# Aim:
Select and reproduce each line of the listing below that bears the string "Padat".

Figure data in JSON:
★ ★ ★ ★

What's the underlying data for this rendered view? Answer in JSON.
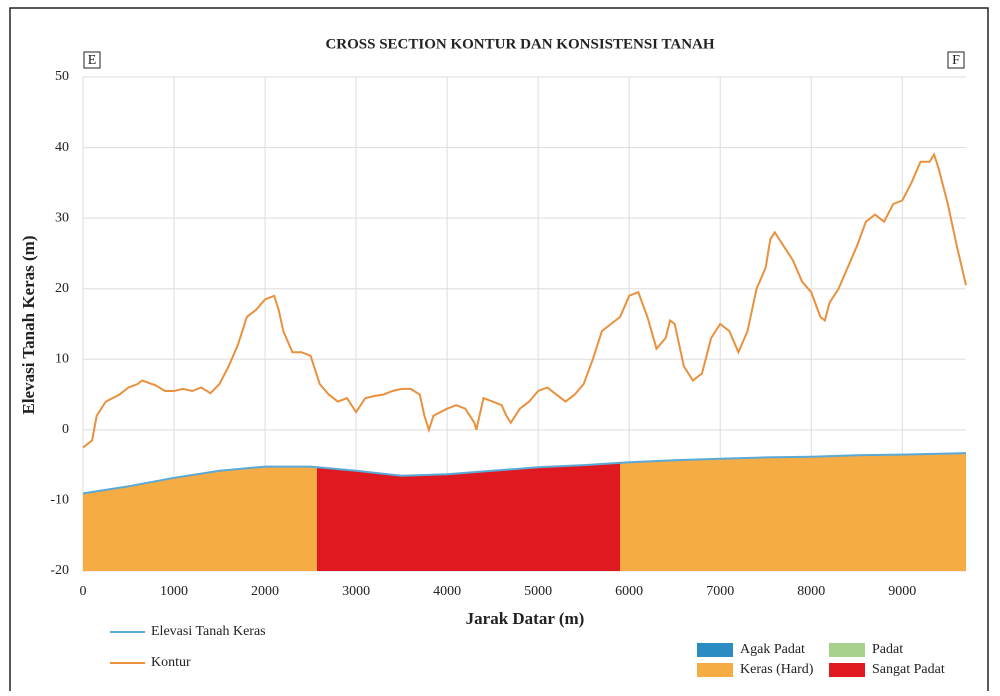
{
  "chart_data": {
    "type": "line",
    "title": "CROSS SECTION KONTUR DAN KONSISTENSI TANAH",
    "xlabel": "Jarak Datar (m)",
    "ylabel": "Elevasi Tanah Keras (m)",
    "corner_labels": [
      "E",
      "F"
    ],
    "xlim": [
      0,
      9700
    ],
    "ylim": [
      -20,
      50
    ],
    "xticks": [
      0,
      1000,
      2000,
      3000,
      4000,
      5000,
      6000,
      7000,
      8000,
      9000
    ],
    "yticks": [
      -20,
      -10,
      0,
      10,
      20,
      30,
      40,
      50
    ],
    "grid": true,
    "series": [
      {
        "name": "Elevasi Tanah Keras",
        "color": "#5aa9d6",
        "x": [
          0,
          500,
          1000,
          1500,
          2000,
          2500,
          3000,
          3500,
          4000,
          4500,
          5000,
          5500,
          6000,
          6500,
          7000,
          7500,
          8000,
          8500,
          9000,
          9700
        ],
        "values": [
          -9,
          -8,
          -6.8,
          -5.8,
          -5.2,
          -5.2,
          -5.8,
          -6.5,
          -6.3,
          -5.8,
          -5.3,
          -5,
          -4.6,
          -4.3,
          -4.1,
          -3.9,
          -3.8,
          -3.6,
          -3.5,
          -3.3
        ]
      },
      {
        "name": "Kontur",
        "color": "#e8913e",
        "x": [
          0,
          100,
          150,
          250,
          400,
          500,
          600,
          650,
          800,
          900,
          1000,
          1100,
          1200,
          1300,
          1400,
          1500,
          1600,
          1700,
          1800,
          1900,
          2000,
          2100,
          2150,
          2200,
          2300,
          2400,
          2500,
          2600,
          2700,
          2800,
          2900,
          3000,
          3100,
          3200,
          3300,
          3400,
          3500,
          3600,
          3700,
          3750,
          3800,
          3850,
          4000,
          4100,
          4200,
          4300,
          4320,
          4400,
          4500,
          4600,
          4650,
          4700,
          4800,
          4900,
          5000,
          5100,
          5200,
          5300,
          5400,
          5500,
          5600,
          5700,
          5800,
          5900,
          6000,
          6100,
          6200,
          6300,
          6400,
          6450,
          6500,
          6550,
          6600,
          6700,
          6800,
          6900,
          7000,
          7100,
          7200,
          7300,
          7400,
          7500,
          7550,
          7600,
          7700,
          7800,
          7900,
          8000,
          8100,
          8150,
          8200,
          8300,
          8400,
          8500,
          8600,
          8700,
          8800,
          8900,
          9000,
          9100,
          9200,
          9300,
          9350,
          9400,
          9500,
          9600,
          9700
        ],
        "values": [
          -2.5,
          -1.5,
          2,
          4,
          5,
          6,
          6.5,
          7,
          6.3,
          5.5,
          5.5,
          5.8,
          5.5,
          6,
          5.2,
          6.5,
          9,
          12,
          16,
          17,
          18.5,
          19,
          17,
          14,
          11,
          11,
          10.5,
          6.5,
          5,
          4,
          4.5,
          2.5,
          4.5,
          4.8,
          5,
          5.5,
          5.8,
          5.8,
          5,
          2,
          0,
          2,
          3,
          3.5,
          3,
          1,
          0,
          4.5,
          4,
          3.5,
          2,
          1,
          3,
          4,
          5.5,
          6,
          5,
          4,
          5,
          6.5,
          10,
          14,
          15,
          16,
          19,
          19.5,
          16,
          11.5,
          13,
          15.5,
          15,
          12,
          9,
          7,
          8,
          13,
          15,
          14,
          11,
          14,
          20,
          23,
          27,
          28,
          26,
          24,
          21,
          19.5,
          16,
          15.5,
          18,
          20,
          23,
          26,
          29.5,
          30.5,
          29.5,
          32,
          32.5,
          35,
          38,
          38,
          39,
          37,
          32,
          26,
          20.5
        ]
      }
    ],
    "soil_classes": [
      {
        "name": "Agak Padat",
        "color": "#2b8cc4",
        "ranges": []
      },
      {
        "name": "Keras (Hard)",
        "color": "#f5ac45",
        "ranges": [
          [
            0,
            2570
          ],
          [
            5900,
            9700
          ]
        ]
      },
      {
        "name": "Padat",
        "color": "#a9d18e",
        "ranges": []
      },
      {
        "name": "Sangat Padat",
        "color": "#e0181f",
        "ranges": [
          [
            2570,
            5900
          ]
        ]
      }
    ]
  }
}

★ ★ ★ ★

# Exercise result:
        "name": "Agak Padat",
        "name": "Padat",
        "name": "Sangat Padat",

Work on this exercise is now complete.